Repeat every record below exactly as written.

— START OF Provided data —

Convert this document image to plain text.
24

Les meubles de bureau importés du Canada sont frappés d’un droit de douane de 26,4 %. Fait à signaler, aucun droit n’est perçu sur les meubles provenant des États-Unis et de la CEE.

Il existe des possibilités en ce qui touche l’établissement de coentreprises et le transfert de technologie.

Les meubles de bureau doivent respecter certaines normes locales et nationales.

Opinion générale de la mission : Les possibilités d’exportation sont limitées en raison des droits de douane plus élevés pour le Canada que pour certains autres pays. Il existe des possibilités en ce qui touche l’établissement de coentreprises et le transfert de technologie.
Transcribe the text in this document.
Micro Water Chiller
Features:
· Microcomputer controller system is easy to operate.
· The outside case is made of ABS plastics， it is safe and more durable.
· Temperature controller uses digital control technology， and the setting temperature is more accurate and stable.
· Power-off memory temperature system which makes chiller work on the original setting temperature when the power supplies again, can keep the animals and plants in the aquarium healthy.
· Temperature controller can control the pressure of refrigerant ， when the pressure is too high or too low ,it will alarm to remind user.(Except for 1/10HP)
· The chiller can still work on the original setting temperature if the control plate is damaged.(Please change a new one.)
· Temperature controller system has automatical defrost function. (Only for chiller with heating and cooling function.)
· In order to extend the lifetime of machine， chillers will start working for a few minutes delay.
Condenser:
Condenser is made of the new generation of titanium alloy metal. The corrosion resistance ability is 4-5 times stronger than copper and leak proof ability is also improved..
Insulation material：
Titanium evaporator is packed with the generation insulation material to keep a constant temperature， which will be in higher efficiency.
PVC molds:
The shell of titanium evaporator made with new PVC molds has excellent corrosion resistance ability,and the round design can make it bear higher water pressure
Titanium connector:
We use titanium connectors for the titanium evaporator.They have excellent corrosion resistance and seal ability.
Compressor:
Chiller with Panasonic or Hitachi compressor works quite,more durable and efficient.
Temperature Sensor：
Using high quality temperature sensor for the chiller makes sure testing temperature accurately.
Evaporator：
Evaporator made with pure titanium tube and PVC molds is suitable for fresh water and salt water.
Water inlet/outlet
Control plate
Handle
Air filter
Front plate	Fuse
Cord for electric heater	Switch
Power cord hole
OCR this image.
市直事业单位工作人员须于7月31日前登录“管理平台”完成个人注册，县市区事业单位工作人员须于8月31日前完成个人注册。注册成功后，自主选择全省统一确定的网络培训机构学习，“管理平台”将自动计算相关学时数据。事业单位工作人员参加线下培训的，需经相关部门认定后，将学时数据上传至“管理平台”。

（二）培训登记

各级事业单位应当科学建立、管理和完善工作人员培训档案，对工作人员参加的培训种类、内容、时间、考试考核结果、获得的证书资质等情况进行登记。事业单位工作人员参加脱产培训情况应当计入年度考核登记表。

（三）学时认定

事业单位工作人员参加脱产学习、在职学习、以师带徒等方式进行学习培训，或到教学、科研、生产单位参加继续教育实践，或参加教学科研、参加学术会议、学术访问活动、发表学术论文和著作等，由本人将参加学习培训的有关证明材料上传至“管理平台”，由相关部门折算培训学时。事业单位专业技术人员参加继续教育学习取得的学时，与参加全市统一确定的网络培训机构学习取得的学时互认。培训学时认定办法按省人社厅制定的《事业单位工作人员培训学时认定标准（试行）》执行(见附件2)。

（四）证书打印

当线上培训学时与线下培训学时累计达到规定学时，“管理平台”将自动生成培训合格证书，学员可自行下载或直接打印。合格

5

— END OF Provided data —

> **The result**
Convert this document image to plain text.
24

Les meubles de bureau importés du Canada sont frappés d’un droit de douane de 26,4 %. Fait à signaler, aucun droit n’est perçu sur les meubles provenant des États-Unis et de la CEE.

Il existe des possibilités en ce qui touche l’établissement de coentreprises et le transfert de technologie.

Les meubles de bureau doivent respecter certaines normes locales et nationales.

Opinion générale de la mission : Les possibilités d’exportation sont limitées en raison des droits de douane plus élevés pour le Canada que pour certains autres pays. Il existe des possibilités en ce qui touche l’établissement de coentreprises et le transfert de technologie.
Transcribe the text in this document.
Micro Water Chiller
Features:
· Microcomputer controller system is easy to operate.
· The outside case is made of ABS plastics， it is safe and more durable.
· Temperature controller uses digital control technology， and the setting temperature is more accurate and stable.
· Power-off memory temperature system which makes chiller work on the original setting temperature when the power supplies again, can keep the animals and plants in the aquarium healthy.
· Temperature controller can control the pressure of refrigerant ， when the pressure is too high or too low ,it will alarm to remind user.(Except for 1/10HP)
· The chiller can still work on the original setting temperature if the control plate is damaged.(Please change a new one.)
· Temperature controller system has automatical defrost function. (Only for chiller with heating and cooling function.)
· In order to extend the lifetime of machine， chillers will start working for a few minutes delay.
Condenser:
Condenser is made of the new generation of titanium alloy metal. The corrosion resistance ability is 4-5 times stronger than copper and leak proof ability is also improved..
Insulation material：
Titanium evaporator is packed with the generation insulation material to keep a constant temperature， which will be in higher efficiency.
PVC molds:
The shell of titanium evaporator made with new PVC molds has excellent corrosion resistance ability,and the round design can make it bear higher water pressure
Titanium connector:
We use titanium connectors for the titanium evaporator.They have excellent corrosion resistance and seal ability.
Compressor:
Chiller with Panasonic or Hitachi compressor works quite,more durable and efficient.
Temperature Sensor：
Using high quality temperature sensor for the chiller makes sure testing temperature accurately.
Evaporator：
Evaporator made with pure titanium tube and PVC molds is suitable for fresh water and salt water.
Water inlet/outlet
Control plate
Handle
Air filter
Front plate	Fuse
Cord for electric heater	Switch
Power cord hole
OCR this image.
市直事业单位工作人员须于7月31日前登录“管理平台”完成个人注册，县市区事业单位工作人员须于8月31日前完成个人注册。注册成功后，自主选择全省统一确定的网络培训机构学习，“管理平台”将自动计算相关学时数据。事业单位工作人员参加线下培训的，需经相关部门认定后，将学时数据上传至“管理平台”。

（二）培训登记

各级事业单位应当科学建立、管理和完善工作人员培训档案，对工作人员参加的培训种类、内容、时间、考试考核结果、获得的证书资质等情况进行登记。事业单位工作人员参加脱产培训情况应当计入年度考核登记表。

（三）学时认定

事业单位工作人员参加脱产学习、在职学习、以师带徒等方式进行学习培训，或到教学、科研、生产单位参加继续教育实践，或参加教学科研、参加学术会议、学术访问活动、发表学术论文和著作等，由本人将参加学习培训的有关证明材料上传至“管理平台”，由相关部门折算培训学时。事业单位专业技术人员参加继续教育学习取得的学时，与参加全市统一确定的网络培训机构学习取得的学时互认。培训学时认定办法按省人社厅制定的《事业单位工作人员培训学时认定标准（试行）》执行(见附件2)。

（四）证书打印

当线上培训学时与线下培训学时累计达到规定学时，“管理平台”将自动生成培训合格证书，学员可自行下载或直接打印。合格

5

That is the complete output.